● Material to process:
···
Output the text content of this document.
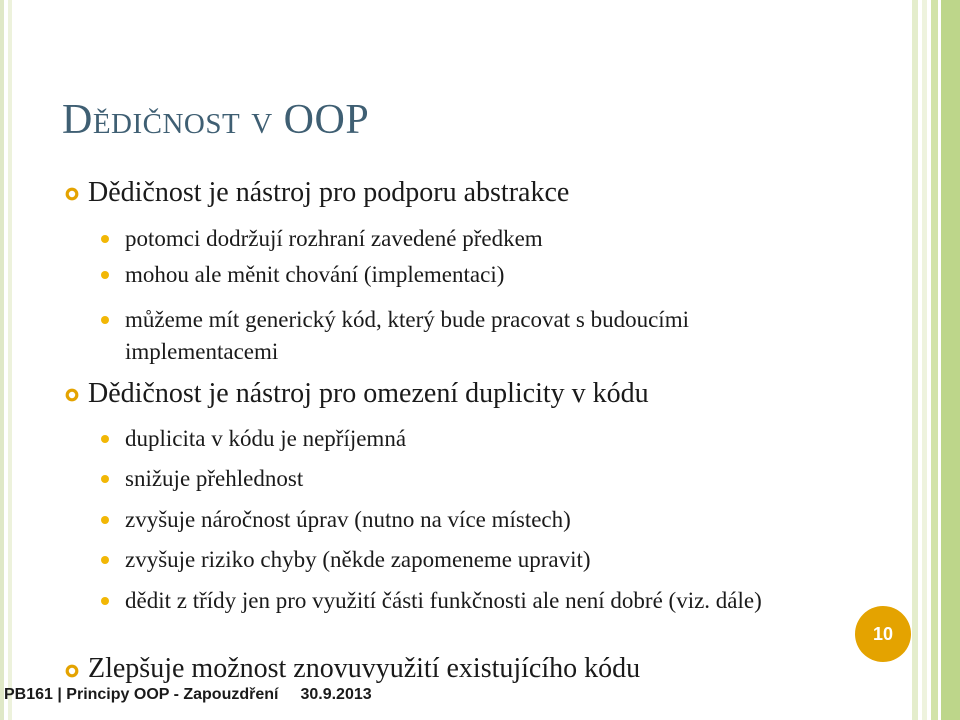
Dědičnost v OOP
Dědičnost je nástroj pro podporu abstrakce
potomci dodržují rozhraní zavedené předkem
mohou ale měnit chování (implementaci)
můžeme mít generický kód, který bude pracovat s budoucími implementacemi
Dědičnost je nástroj pro omezení duplicity v kódu
duplicita v kódu je nepříjemná
snižuje přehlednost
zvyšuje náročnost úprav (nutno na více místech)
zvyšuje riziko chyby (někde zapomeneme upravit)
dědit z třídy jen pro využití části funkčnosti ale není dobré (viz. dále)
Zlepšuje možnost znovuvyužití existujícího kódu
10
PB161 | Principy OOP - Zapouzdření 30.9.2013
···
● Stated goal: All of the entries above should be duplicated exactly, except for the pictures.

● Response to this task:
Output the text content of this document.
Dědičnost v OOP
Dědičnost je nástroj pro podporu abstrakce
potomci dodržují rozhraní zavedené předkem
mohou ale měnit chování (implementaci)
můžeme mít generický kód, který bude pracovat s budoucími implementacemi
Dědičnost je nástroj pro omezení duplicity v kódu
duplicita v kódu je nepříjemná
snižuje přehlednost
zvyšuje náročnost úprav (nutno na více místech)
zvyšuje riziko chyby (někde zapomeneme upravit)
dědit z třídy jen pro využití části funkčnosti ale není dobré (viz. dále)
Zlepšuje možnost znovuvyužití existujícího kódu
10
PB161 | Principy OOP - Zapouzdření 30.9.2013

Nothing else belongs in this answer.